Given task
Any pictures in the records below should be skipped; write out everything else exactly.

Records provided
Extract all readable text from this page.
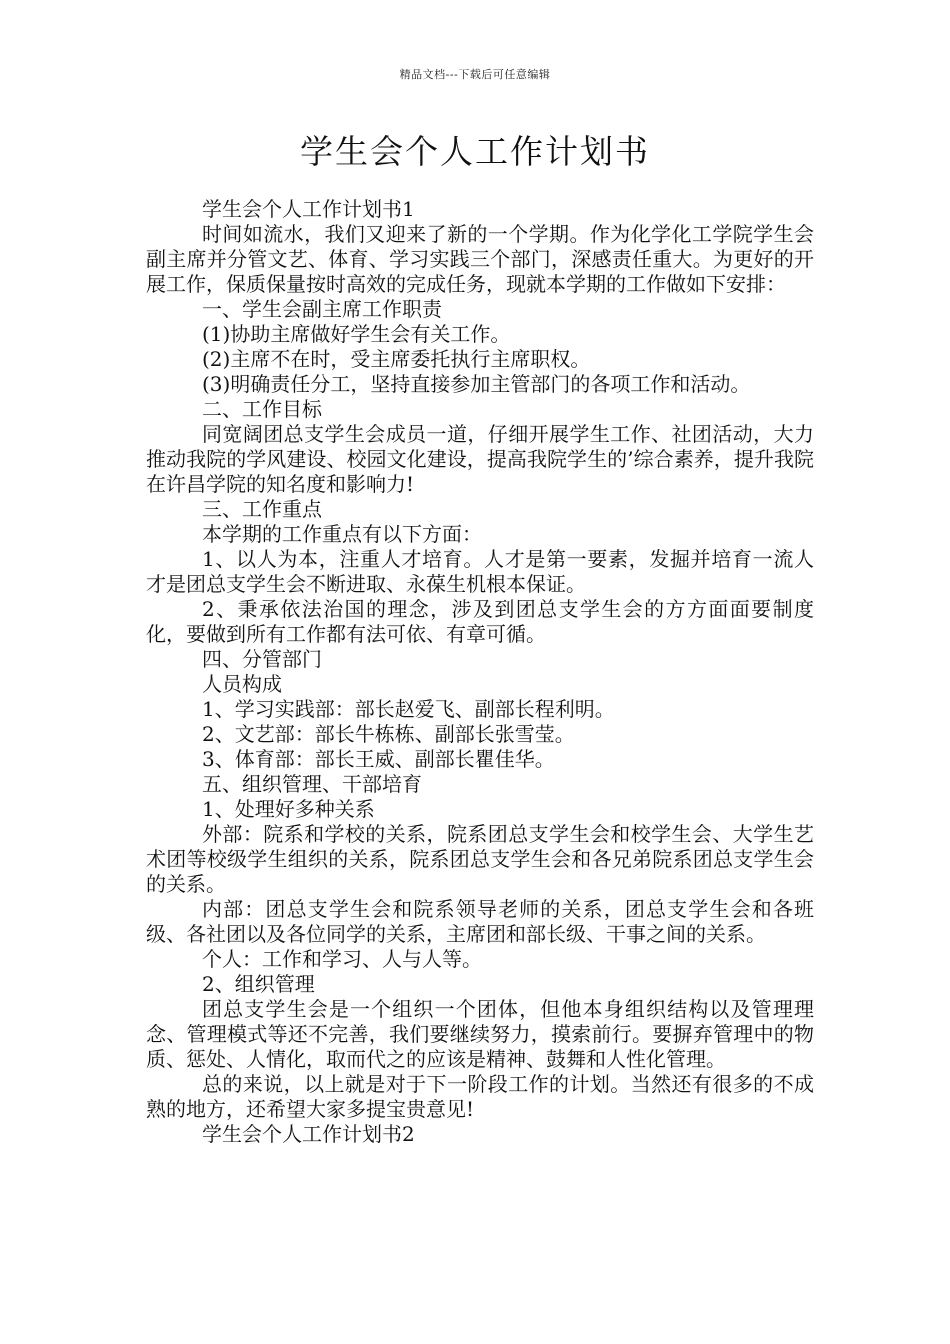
精品文档---下载后可任意编辑
学生会个人工作计划书

学生会个人工作计划书1

时间如流水，我们又迎来了新的一个学期。作为化学化工学院学生会副主席并分管文艺、体育、学习实践三个部门，深感责任重大。为更好的开展工作，保质保量按时高效的完成任务，现就本学期的工作做如下安排：

一、学生会副主席工作职责

(1)协助主席做好学生会有关工作。

(2)主席不在时，受主席委托执行主席职权。

(3)明确责任分工，坚持直接参加主管部门的各项工作和活动。

二、工作目标

同宽阔团总支学生会成员一道，仔细开展学生工作、社团活动，大力推动我院的学风建设、校园文化建设，提高我院学生的’综合素养，提升我院在许昌学院的知名度和影响力!

三、工作重点

本学期的工作重点有以下方面：

1、以人为本，注重人才培育。人才是第一要素，发掘并培育一流人才是团总支学生会不断进取、永葆生机根本保证。

2、秉承依法治国的理念，涉及到团总支学生会的方方面面要制度化，要做到所有工作都有法可依、有章可循。

四、分管部门

人员构成

1、学习实践部：部长赵爱飞、副部长程利明。

2、文艺部：部长牛栋栋、副部长张雪莹。

3、体育部：部长王威、副部长瞿佳华。

五、组织管理、干部培育

1、处理好多种关系

外部：院系和学校的关系，院系团总支学生会和校学生会、大学生艺术团等校级学生组织的关系，院系团总支学生会和各兄弟院系团总支学生会的关系。

内部：团总支学生会和院系领导老师的关系，团总支学生会和各班级、各社团以及各位同学的关系，主席团和部长级、干事之间的关系。

个人：工作和学习、人与人等。

2、组织管理

团总支学生会是一个组织一个团体，但他本身组织结构以及管理理念、管理模式等还不完善，我们要继续努力，摸索前行。要摒弃管理中的物质、惩处、人情化，取而代之的应该是精神、鼓舞和人性化管理。

总的来说，以上就是对于下一阶段工作的计划。当然还有很多的不成熟的地方，还希望大家多提宝贵意见!

学生会个人工作计划书2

Written solution
Extract all readable text from this page.
精品文档---下载后可任意编辑
学生会个人工作计划书

学生会个人工作计划书1

时间如流水，我们又迎来了新的一个学期。作为化学化工学院学生会副主席并分管文艺、体育、学习实践三个部门，深感责任重大。为更好的开展工作，保质保量按时高效的完成任务，现就本学期的工作做如下安排：

一、学生会副主席工作职责

(1)协助主席做好学生会有关工作。

(2)主席不在时，受主席委托执行主席职权。

(3)明确责任分工，坚持直接参加主管部门的各项工作和活动。

二、工作目标

同宽阔团总支学生会成员一道，仔细开展学生工作、社团活动，大力推动我院的学风建设、校园文化建设，提高我院学生的’综合素养，提升我院在许昌学院的知名度和影响力!

三、工作重点

本学期的工作重点有以下方面：

1、以人为本，注重人才培育。人才是第一要素，发掘并培育一流人才是团总支学生会不断进取、永葆生机根本保证。

2、秉承依法治国的理念，涉及到团总支学生会的方方面面要制度化，要做到所有工作都有法可依、有章可循。

四、分管部门

人员构成

1、学习实践部：部长赵爱飞、副部长程利明。

2、文艺部：部长牛栋栋、副部长张雪莹。

3、体育部：部长王威、副部长瞿佳华。

五、组织管理、干部培育

1、处理好多种关系

外部：院系和学校的关系，院系团总支学生会和校学生会、大学生艺术团等校级学生组织的关系，院系团总支学生会和各兄弟院系团总支学生会的关系。

内部：团总支学生会和院系领导老师的关系，团总支学生会和各班级、各社团以及各位同学的关系，主席团和部长级、干事之间的关系。

个人：工作和学习、人与人等。

2、组织管理

团总支学生会是一个组织一个团体，但他本身组织结构以及管理理念、管理模式等还不完善，我们要继续努力，摸索前行。要摒弃管理中的物质、惩处、人情化，取而代之的应该是精神、鼓舞和人性化管理。

总的来说，以上就是对于下一阶段工作的计划。当然还有很多的不成熟的地方，还希望大家多提宝贵意见!

学生会个人工作计划书2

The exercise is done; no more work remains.